── Information given
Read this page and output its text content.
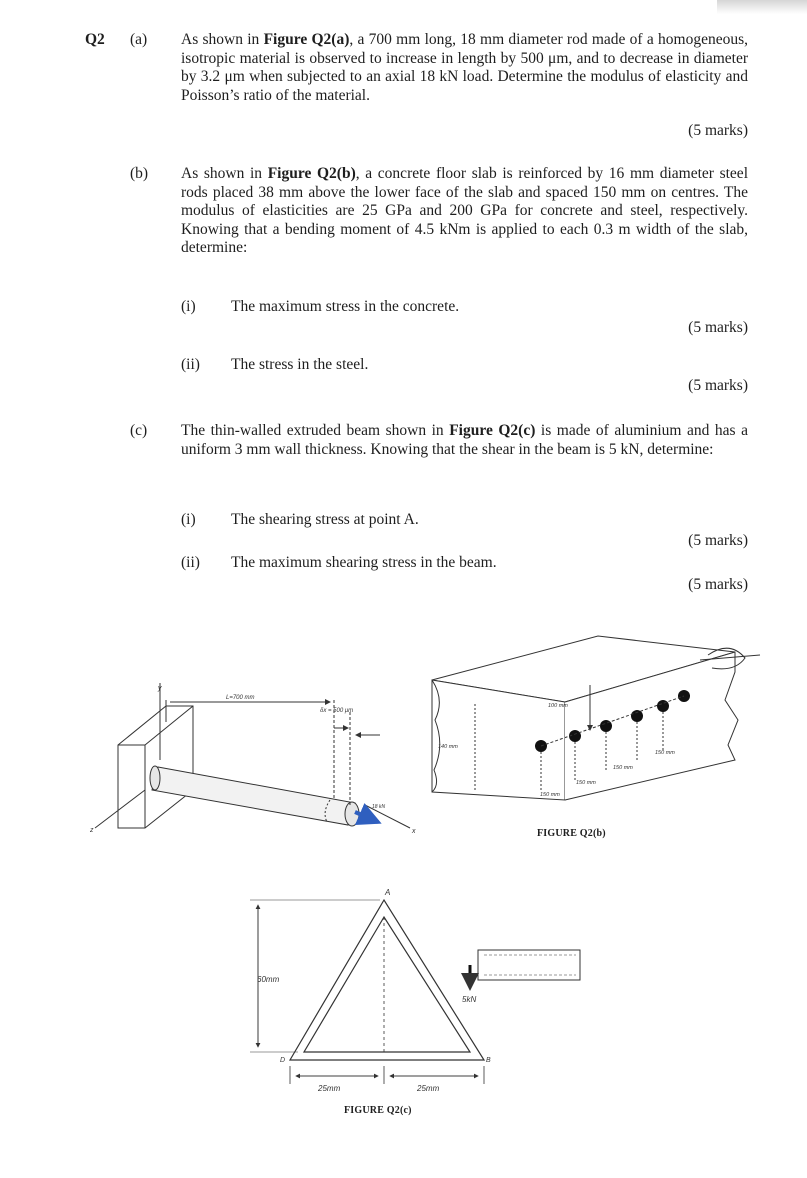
Q2 (a) As shown in Figure Q2(a), a 700 mm long, 18 mm diameter rod made of a homogeneous, isotropic material is observed to increase in length by 500 μm, and to decrease in diameter by 3.2 μm when subjected to an axial 18 kN load. Determine the modulus of elasticity and Poisson’s ratio of the material.
(5 marks)
(b) As shown in Figure Q2(b), a concrete floor slab is reinforced by 16 mm diameter steel rods placed 38 mm above the lower face of the slab and spaced 150 mm on centres. The modulus of elasticities are 25 GPa and 200 GPa for concrete and steel, respectively. Knowing that a bending moment of 4.5 kNm is applied to each 0.3 m width of the slab, determine:
(i) The maximum stress in the concrete.
(5 marks)
(ii) The stress in the steel.
(5 marks)
(c) The thin-walled extruded beam shown in Figure Q2(c) is made of aluminium and has a uniform 3 mm wall thickness. Knowing that the shear in the beam is 5 kN, determine:
(i) The shearing stress at point A.
(5 marks)
(ii) The maximum shearing stress in the beam.
(5 marks)
y
x
z
L=700 mm
δx = 500 μm
18 kN
100 mm
140 mm
150 mm
150 mm
150 mm
150 mm
FIGURE Q2(b)
A
B
D
60mm
25mm	25mm
5kN
FIGURE Q2(c)
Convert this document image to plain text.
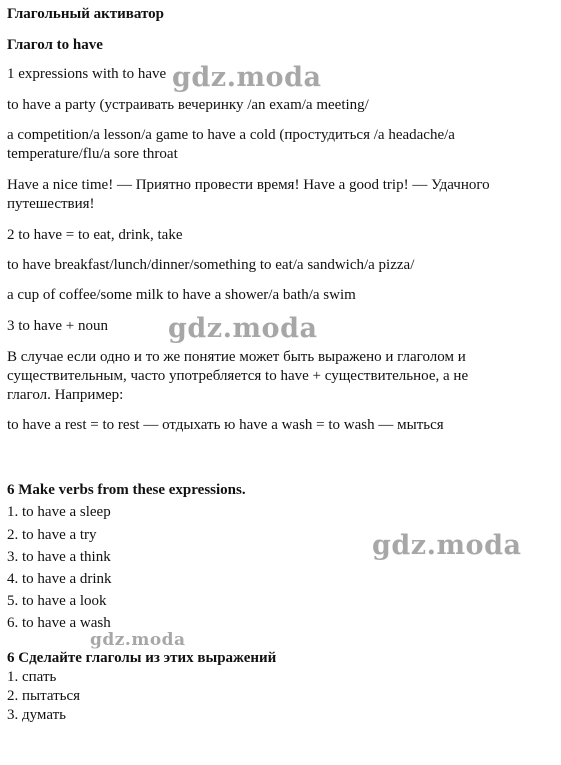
Глагольный активатор
Глагол to have
1 expressions with to have
to have a party (устраивать вечеринку /an exam/a meeting/
a competition/a lesson/a game to have a cold (простудиться /a headache/a
temperature/flu/a sore throat
Have a nice time! — Приятно провести время! Have a good trip! — Удачного
путешествия!
2 to have = to eat, drink, take
to have breakfast/lunch/dinner/something to eat/a sandwich/a pizza/
a cup of coffee/some milk to have a shower/a bath/a swim
3 to have + noun
В случае если одно и то же понятие может быть выражено и глаголом и
существительным, часто употребляется to have + существительное, а не
глагол. Например:
to have a rest = to rest — отдыхать ю have a wash = to wash — мыться
6 Make verbs from these expressions.
1. to have a sleep
2. to have a try
3. to have a think
4. to have a drink
5. to have a look
6. to have a wash
6 Сделайте глаголы из этих выражений
1. спать
2. пытаться
3. думать
gdz.moda
gdz.moda
gdz.moda
gdz.moda
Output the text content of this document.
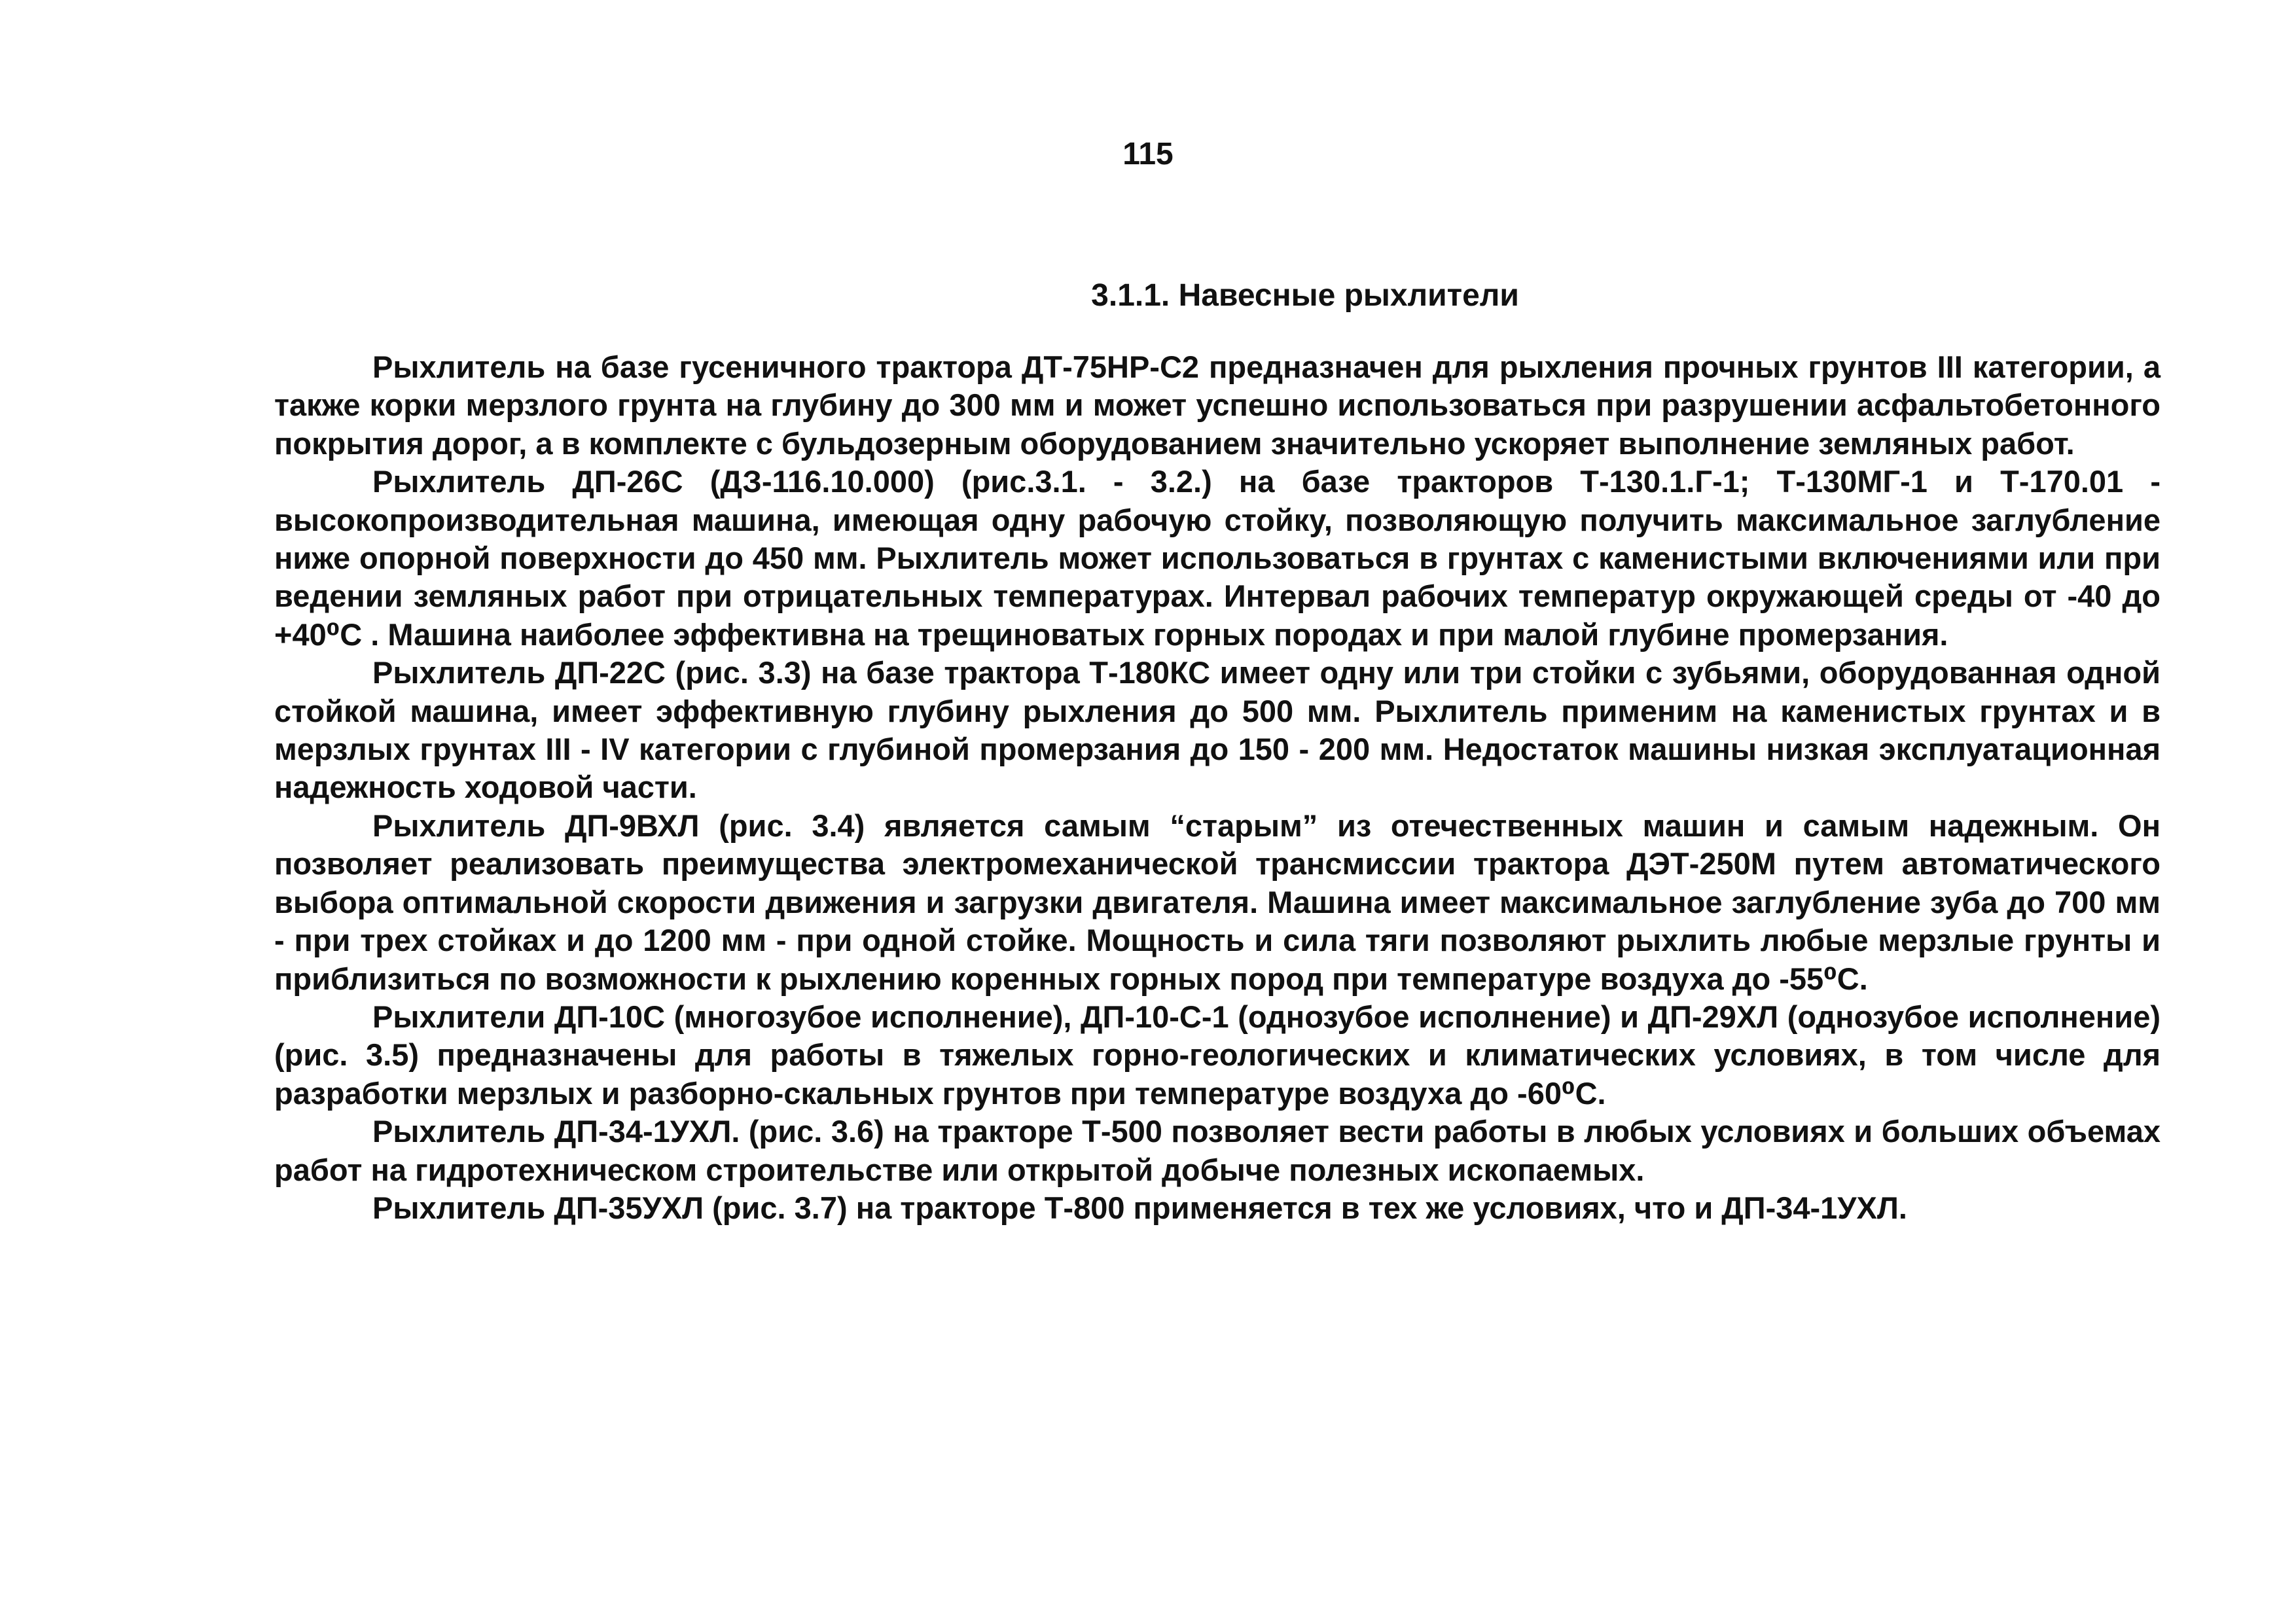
115
3.1.1. Навесные рыхлители

Рыхлитель на базе гусеничного трактора ДТ-75НР-С2 предназначен для рыхления прочных грунтов III категории, а также корки мерзлого грунта на глубину до 300 мм и может успешно использоваться при разрушении асфальтобетонного покрытия дорог, а в комплекте с бульдозерным оборудованием значительно ускоряет выполнение земляных работ.

Рыхлитель ДП-26С (ДЗ-116.10.000) (рис.3.1. - 3.2.) на базе тракторов Т-130.1.Г-1; Т-130МГ-1 и Т-170.01 - высокопроизводительная машина, имеющая одну рабочую стойку, позволяющую получить максимальное заглубление ниже опорной поверхности до 450 мм. Рыхлитель может использоваться в грунтах с каменистыми включениями или при ведении земляных работ при отрицательных температурах. Интервал рабочих температур окружающей среды от -40 до +40⁰С . Машина наиболее эффективна на трещиноватых горных породах и при малой глубине промерзания.

Рыхлитель ДП-22С (рис. 3.3) на базе трактора Т-180КС имеет одну или три стойки с зубьями, оборудованная одной стойкой машина, имеет эффективную глубину рыхления до 500 мм. Рыхлитель применим на каменистых грунтах и в мерзлых грунтах III - IV категории с глубиной промерзания до 150 - 200 мм. Недостаток машины низкая эксплуатационная надежность ходовой части.

Рыхлитель ДП-9ВХЛ (рис. 3.4) является самым “старым” из отечественных машин и самым надежным. Он позволяет реализовать преимущества электромеханической трансмиссии трактора ДЭТ-250М путем автоматического выбора оптимальной скорости движения и загрузки двигателя. Машина имеет максимальное заглубление зуба до 700 мм - при трех стойках и до 1200 мм - при одной стойке. Мощность и сила тяги позволяют рыхлить любые мерзлые грунты и приблизиться по возможности к рыхлению коренных горных пород при температуре воздуха до -55⁰С.

Рыхлители ДП-10С (многозубое исполнение), ДП-10-С-1 (однозубое исполнение) и ДП-29ХЛ (однозубое исполнение) (рис. 3.5) предназначены для работы в тяжелых горно-геологических и климатических условиях, в том числе для разработки мерзлых и разборно-скальных грунтов при температуре воздуха до -60⁰С.

Рыхлитель ДП-34-1УХЛ. (рис. 3.6) на тракторе Т-500 позволяет вести работы в любых условиях и больших объемах работ на гидротехническом строительстве или открытой добыче полезных ископаемых.

Рыхлитель ДП-35УХЛ (рис. 3.7) на тракторе Т-800 применяется в тех же условиях, что и ДП-34-1УХЛ.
────
[Set task]:
Reproduce the material above verbatim; omit every picture.

[Exercise output]:
Read this page and output its text content.
Q2 (a) As shown in Figure Q2(a), a 700 mm long, 18 mm diameter rod made of a homogeneous, isotropic material is observed to increase in length by 500 μm, and to decrease in diameter by 3.2 μm when subjected to an axial 18 kN load. Determine the modulus of elasticity and Poisson’s ratio of the material.
(5 marks)
(b) As shown in Figure Q2(b), a concrete floor slab is reinforced by 16 mm diameter steel rods placed 38 mm above the lower face of the slab and spaced 150 mm on centres. The modulus of elasticities are 25 GPa and 200 GPa for concrete and steel, respectively. Knowing that a bending moment of 4.5 kNm is applied to each 0.3 m width of the slab, determine:
(i) The maximum stress in the concrete.
(5 marks)
(ii) The stress in the steel.
(5 marks)
(c) The thin-walled extruded beam shown in Figure Q2(c) is made of aluminium and has a uniform 3 mm wall thickness. Knowing that the shear in the beam is 5 kN, determine:
(i) The shearing stress at point A.
(5 marks)
(ii) The maximum shearing stress in the beam.
(5 marks)
y
x
z
L=700 mm
δx = 500 μm
18 kN
100 mm
140 mm
150 mm
150 mm
150 mm
150 mm
FIGURE Q2(b)
A
B
D
60mm
25mm	25mm
5kN
FIGURE Q2(c)
Convert this document image to plain text.
Глагольный активатор
Глагол to have
1 expressions with to have
to have a party (устраивать вечеринку /an exam/a meeting/
a competition/a lesson/a game to have a cold (простудиться /a headache/a
temperature/flu/a sore throat
Have a nice time! — Приятно провести время! Have a good trip! — Удачного
путешествия!
2 to have = to eat, drink, take
to have breakfast/lunch/dinner/something to eat/a sandwich/a pizza/
a cup of coffee/some milk to have a shower/a bath/a swim
3 to have + noun
В случае если одно и то же понятие может быть выражено и глаголом и
существительным, часто употребляется to have + существительное, а не
глагол. Например:
to have a rest = to rest — отдыхать ю have a wash = to wash — мыться
6 Make verbs from these expressions.
1. to have a sleep
2. to have a try
3. to have a think
4. to have a drink
5. to have a look
6. to have a wash
6 Сделайте глаголы из этих выражений
1. спать
2. пытаться
3. думать
gdz.moda
gdz.moda
gdz.moda
gdz.moda
Output the text content of this document.
115
3.1.1. Навесные рыхлители

Рыхлитель на базе гусеничного трактора ДТ-75НР-С2 предназначен для рыхления прочных грунтов III категории, а также корки мерзлого грунта на глубину до 300 мм и может успешно использоваться при разрушении асфальтобетонного покрытия дорог, а в комплекте с бульдозерным оборудованием значительно ускоряет выполнение земляных работ.

Рыхлитель ДП-26С (ДЗ-116.10.000) (рис.3.1. - 3.2.) на базе тракторов Т-130.1.Г-1; Т-130МГ-1 и Т-170.01 - высокопроизводительная машина, имеющая одну рабочую стойку, позволяющую получить максимальное заглубление ниже опорной поверхности до 450 мм. Рыхлитель может использоваться в грунтах с каменистыми включениями или при ведении земляных работ при отрицательных температурах. Интервал рабочих температур окружающей среды от -40 до +40⁰С . Машина наиболее эффективна на трещиноватых горных породах и при малой глубине промерзания.

Рыхлитель ДП-22С (рис. 3.3) на базе трактора Т-180КС имеет одну или три стойки с зубьями, оборудованная одной стойкой машина, имеет эффективную глубину рыхления до 500 мм. Рыхлитель применим на каменистых грунтах и в мерзлых грунтах III - IV категории с глубиной промерзания до 150 - 200 мм. Недостаток машины низкая эксплуатационная надежность ходовой части.

Рыхлитель ДП-9ВХЛ (рис. 3.4) является самым “старым” из отечественных машин и самым надежным. Он позволяет реализовать преимущества электромеханической трансмиссии трактора ДЭТ-250М путем автоматического выбора оптимальной скорости движения и загрузки двигателя. Машина имеет максимальное заглубление зуба до 700 мм - при трех стойках и до 1200 мм - при одной стойке. Мощность и сила тяги позволяют рыхлить любые мерзлые грунты и приблизиться по возможности к рыхлению коренных горных пород при температуре воздуха до -55⁰С.

Рыхлители ДП-10С (многозубое исполнение), ДП-10-С-1 (однозубое исполнение) и ДП-29ХЛ (однозубое исполнение) (рис. 3.5) предназначены для работы в тяжелых горно-геологических и климатических условиях, в том числе для разработки мерзлых и разборно-скальных грунтов при температуре воздуха до -60⁰С.

Рыхлитель ДП-34-1УХЛ. (рис. 3.6) на тракторе Т-500 позволяет вести работы в любых условиях и больших объемах работ на гидротехническом строительстве или открытой добыче полезных ископаемых.

Рыхлитель ДП-35УХЛ (рис. 3.7) на тракторе Т-800 применяется в тех же условиях, что и ДП-34-1УХЛ.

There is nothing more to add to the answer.